RECORDED INFORMATION:
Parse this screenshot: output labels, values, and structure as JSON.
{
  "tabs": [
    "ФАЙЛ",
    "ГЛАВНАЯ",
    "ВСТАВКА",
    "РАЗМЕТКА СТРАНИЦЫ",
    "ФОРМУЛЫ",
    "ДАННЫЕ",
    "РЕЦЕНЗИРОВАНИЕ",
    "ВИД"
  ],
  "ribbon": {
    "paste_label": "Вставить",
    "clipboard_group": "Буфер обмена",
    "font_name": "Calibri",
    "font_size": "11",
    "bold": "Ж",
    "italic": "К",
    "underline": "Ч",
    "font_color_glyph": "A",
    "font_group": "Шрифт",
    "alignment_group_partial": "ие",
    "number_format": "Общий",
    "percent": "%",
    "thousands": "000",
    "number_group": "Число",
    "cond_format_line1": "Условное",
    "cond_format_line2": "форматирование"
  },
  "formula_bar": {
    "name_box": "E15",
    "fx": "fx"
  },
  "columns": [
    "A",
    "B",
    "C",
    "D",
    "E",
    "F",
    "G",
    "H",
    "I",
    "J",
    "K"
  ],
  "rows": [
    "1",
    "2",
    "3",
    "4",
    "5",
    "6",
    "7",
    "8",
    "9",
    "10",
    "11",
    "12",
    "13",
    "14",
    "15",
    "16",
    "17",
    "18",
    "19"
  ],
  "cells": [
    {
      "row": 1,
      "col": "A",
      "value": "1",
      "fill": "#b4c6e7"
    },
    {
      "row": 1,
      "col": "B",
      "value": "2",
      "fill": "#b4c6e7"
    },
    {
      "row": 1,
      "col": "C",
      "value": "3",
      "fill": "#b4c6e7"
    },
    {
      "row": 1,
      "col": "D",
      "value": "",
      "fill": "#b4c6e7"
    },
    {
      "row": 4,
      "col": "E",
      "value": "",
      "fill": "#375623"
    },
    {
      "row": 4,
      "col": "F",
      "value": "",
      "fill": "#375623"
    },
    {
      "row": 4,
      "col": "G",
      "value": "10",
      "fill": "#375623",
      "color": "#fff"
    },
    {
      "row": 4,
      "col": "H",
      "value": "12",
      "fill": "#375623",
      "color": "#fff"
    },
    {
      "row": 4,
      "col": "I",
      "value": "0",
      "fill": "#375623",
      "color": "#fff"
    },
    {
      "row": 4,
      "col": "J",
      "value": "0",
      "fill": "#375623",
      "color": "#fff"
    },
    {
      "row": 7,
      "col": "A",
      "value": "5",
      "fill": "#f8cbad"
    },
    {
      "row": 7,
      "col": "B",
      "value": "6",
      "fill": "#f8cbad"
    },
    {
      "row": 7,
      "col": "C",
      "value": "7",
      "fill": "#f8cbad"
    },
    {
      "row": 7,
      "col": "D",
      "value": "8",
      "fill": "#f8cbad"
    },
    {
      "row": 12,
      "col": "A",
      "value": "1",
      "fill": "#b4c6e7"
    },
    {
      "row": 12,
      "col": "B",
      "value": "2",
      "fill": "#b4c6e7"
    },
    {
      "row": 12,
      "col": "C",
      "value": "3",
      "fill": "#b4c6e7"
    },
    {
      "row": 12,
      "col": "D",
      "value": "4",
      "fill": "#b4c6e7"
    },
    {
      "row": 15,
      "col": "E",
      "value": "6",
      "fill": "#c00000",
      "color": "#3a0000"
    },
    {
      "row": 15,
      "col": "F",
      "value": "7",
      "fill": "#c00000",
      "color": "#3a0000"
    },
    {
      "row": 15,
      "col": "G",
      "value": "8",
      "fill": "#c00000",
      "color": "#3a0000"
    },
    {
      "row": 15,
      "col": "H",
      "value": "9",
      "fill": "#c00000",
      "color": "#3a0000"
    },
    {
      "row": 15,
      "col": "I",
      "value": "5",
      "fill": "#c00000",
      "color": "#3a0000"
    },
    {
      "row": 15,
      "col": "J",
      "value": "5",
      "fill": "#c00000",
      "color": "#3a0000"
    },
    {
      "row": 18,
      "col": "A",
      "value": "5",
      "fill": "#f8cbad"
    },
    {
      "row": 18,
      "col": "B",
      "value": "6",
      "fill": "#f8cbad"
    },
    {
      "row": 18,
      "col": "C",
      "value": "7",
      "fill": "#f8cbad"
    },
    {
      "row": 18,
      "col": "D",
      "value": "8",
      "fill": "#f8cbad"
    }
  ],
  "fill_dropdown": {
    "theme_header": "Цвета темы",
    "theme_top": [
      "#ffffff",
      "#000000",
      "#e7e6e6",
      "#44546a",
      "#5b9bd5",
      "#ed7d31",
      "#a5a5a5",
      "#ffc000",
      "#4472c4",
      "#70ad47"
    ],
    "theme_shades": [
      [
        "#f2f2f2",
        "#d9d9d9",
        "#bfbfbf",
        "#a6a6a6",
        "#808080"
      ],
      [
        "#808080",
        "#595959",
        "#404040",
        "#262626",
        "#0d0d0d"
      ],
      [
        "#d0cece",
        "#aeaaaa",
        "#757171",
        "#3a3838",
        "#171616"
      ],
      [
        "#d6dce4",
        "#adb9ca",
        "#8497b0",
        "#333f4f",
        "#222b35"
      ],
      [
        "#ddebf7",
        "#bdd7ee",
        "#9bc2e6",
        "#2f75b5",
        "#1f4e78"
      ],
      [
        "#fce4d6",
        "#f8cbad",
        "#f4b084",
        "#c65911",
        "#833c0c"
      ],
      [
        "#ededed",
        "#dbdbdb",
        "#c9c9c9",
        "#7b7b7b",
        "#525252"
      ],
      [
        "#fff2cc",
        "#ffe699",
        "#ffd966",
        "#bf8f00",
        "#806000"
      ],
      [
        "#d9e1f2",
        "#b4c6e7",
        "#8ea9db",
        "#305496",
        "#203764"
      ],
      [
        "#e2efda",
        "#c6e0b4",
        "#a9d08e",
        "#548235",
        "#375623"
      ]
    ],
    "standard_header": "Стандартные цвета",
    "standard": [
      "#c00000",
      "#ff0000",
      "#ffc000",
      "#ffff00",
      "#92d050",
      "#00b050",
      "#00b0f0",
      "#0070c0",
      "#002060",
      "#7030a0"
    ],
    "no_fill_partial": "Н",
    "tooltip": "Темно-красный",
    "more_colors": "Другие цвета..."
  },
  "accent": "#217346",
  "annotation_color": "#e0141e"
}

SET TASK:
Transcribe the whole listing with nothing added or left out.

TASK RESPONSE:
Parse this screenshot: output labels, values, and structure as JSON.
{
  "tabs": [
    "ФАЙЛ",
    "ГЛАВНАЯ",
    "ВСТАВКА",
    "РАЗМЕТКА СТРАНИЦЫ",
    "ФОРМУЛЫ",
    "ДАННЫЕ",
    "РЕЦЕНЗИРОВАНИЕ",
    "ВИД"
  ],
  "ribbon": {
    "paste_label": "Вставить",
    "clipboard_group": "Буфер обмена",
    "font_name": "Calibri",
    "font_size": "11",
    "bold": "Ж",
    "italic": "К",
    "underline": "Ч",
    "font_color_glyph": "A",
    "font_group": "Шрифт",
    "alignment_group_partial": "ие",
    "number_format": "Общий",
    "percent": "%",
    "thousands": "000",
    "number_group": "Число",
    "cond_format_line1": "Условное",
    "cond_format_line2": "форматирование"
  },
  "formula_bar": {
    "name_box": "E15",
    "fx": "fx"
  },
  "columns": [
    "A",
    "B",
    "C",
    "D",
    "E",
    "F",
    "G",
    "H",
    "I",
    "J",
    "K"
  ],
  "rows": [
    "1",
    "2",
    "3",
    "4",
    "5",
    "6",
    "7",
    "8",
    "9",
    "10",
    "11",
    "12",
    "13",
    "14",
    "15",
    "16",
    "17",
    "18",
    "19"
  ],
  "cells": [
    {
      "row": 1,
      "col": "A",
      "value": "1",
      "fill": "#b4c6e7"
    },
    {
      "row": 1,
      "col": "B",
      "value": "2",
      "fill": "#b4c6e7"
    },
    {
      "row": 1,
      "col": "C",
      "value": "3",
      "fill": "#b4c6e7"
    },
    {
      "row": 1,
      "col": "D",
      "value": "",
      "fill": "#b4c6e7"
    },
    {
      "row": 4,
      "col": "E",
      "value": "",
      "fill": "#375623"
    },
    {
      "row": 4,
      "col": "F",
      "value": "",
      "fill": "#375623"
    },
    {
      "row": 4,
      "col": "G",
      "value": "10",
      "fill": "#375623",
      "color": "#fff"
    },
    {
      "row": 4,
      "col": "H",
      "value": "12",
      "fill": "#375623",
      "color": "#fff"
    },
    {
      "row": 4,
      "col": "I",
      "value": "0",
      "fill": "#375623",
      "color": "#fff"
    },
    {
      "row": 4,
      "col": "J",
      "value": "0",
      "fill": "#375623",
      "color": "#fff"
    },
    {
      "row": 7,
      "col": "A",
      "value": "5",
      "fill": "#f8cbad"
    },
    {
      "row": 7,
      "col": "B",
      "value": "6",
      "fill": "#f8cbad"
    },
    {
      "row": 7,
      "col": "C",
      "value": "7",
      "fill": "#f8cbad"
    },
    {
      "row": 7,
      "col": "D",
      "value": "8",
      "fill": "#f8cbad"
    },
    {
      "row": 12,
      "col": "A",
      "value": "1",
      "fill": "#b4c6e7"
    },
    {
      "row": 12,
      "col": "B",
      "value": "2",
      "fill": "#b4c6e7"
    },
    {
      "row": 12,
      "col": "C",
      "value": "3",
      "fill": "#b4c6e7"
    },
    {
      "row": 12,
      "col": "D",
      "value": "4",
      "fill": "#b4c6e7"
    },
    {
      "row": 15,
      "col": "E",
      "value": "6",
      "fill": "#c00000",
      "color": "#3a0000"
    },
    {
      "row": 15,
      "col": "F",
      "value": "7",
      "fill": "#c00000",
      "color": "#3a0000"
    },
    {
      "row": 15,
      "col": "G",
      "value": "8",
      "fill": "#c00000",
      "color": "#3a0000"
    },
    {
      "row": 15,
      "col": "H",
      "value": "9",
      "fill": "#c00000",
      "color": "#3a0000"
    },
    {
      "row": 15,
      "col": "I",
      "value": "5",
      "fill": "#c00000",
      "color": "#3a0000"
    },
    {
      "row": 15,
      "col": "J",
      "value": "5",
      "fill": "#c00000",
      "color": "#3a0000"
    },
    {
      "row": 18,
      "col": "A",
      "value": "5",
      "fill": "#f8cbad"
    },
    {
      "row": 18,
      "col": "B",
      "value": "6",
      "fill": "#f8cbad"
    },
    {
      "row": 18,
      "col": "C",
      "value": "7",
      "fill": "#f8cbad"
    },
    {
      "row": 18,
      "col": "D",
      "value": "8",
      "fill": "#f8cbad"
    }
  ],
  "fill_dropdown": {
    "theme_header": "Цвета темы",
    "theme_top": [
      "#ffffff",
      "#000000",
      "#e7e6e6",
      "#44546a",
      "#5b9bd5",
      "#ed7d31",
      "#a5a5a5",
      "#ffc000",
      "#4472c4",
      "#70ad47"
    ],
    "theme_shades": [
      [
        "#f2f2f2",
        "#d9d9d9",
        "#bfbfbf",
        "#a6a6a6",
        "#808080"
      ],
      [
        "#808080",
        "#595959",
        "#404040",
        "#262626",
        "#0d0d0d"
      ],
      [
        "#d0cece",
        "#aeaaaa",
        "#757171",
        "#3a3838",
        "#171616"
      ],
      [
        "#d6dce4",
        "#adb9ca",
        "#8497b0",
        "#333f4f",
        "#222b35"
      ],
      [
        "#ddebf7",
        "#bdd7ee",
        "#9bc2e6",
        "#2f75b5",
        "#1f4e78"
      ],
      [
        "#fce4d6",
        "#f8cbad",
        "#f4b084",
        "#c65911",
        "#833c0c"
      ],
      [
        "#ededed",
        "#dbdbdb",
        "#c9c9c9",
        "#7b7b7b",
        "#525252"
      ],
      [
        "#fff2cc",
        "#ffe699",
        "#ffd966",
        "#bf8f00",
        "#806000"
      ],
      [
        "#d9e1f2",
        "#b4c6e7",
        "#8ea9db",
        "#305496",
        "#203764"
      ],
      [
        "#e2efda",
        "#c6e0b4",
        "#a9d08e",
        "#548235",
        "#375623"
      ]
    ],
    "standard_header": "Стандартные цвета",
    "standard": [
      "#c00000",
      "#ff0000",
      "#ffc000",
      "#ffff00",
      "#92d050",
      "#00b050",
      "#00b0f0",
      "#0070c0",
      "#002060",
      "#7030a0"
    ],
    "no_fill_partial": "Н",
    "tooltip": "Темно-красный",
    "more_colors": "Другие цвета..."
  },
  "accent": "#217346",
  "annotation_color": "#e0141e"
}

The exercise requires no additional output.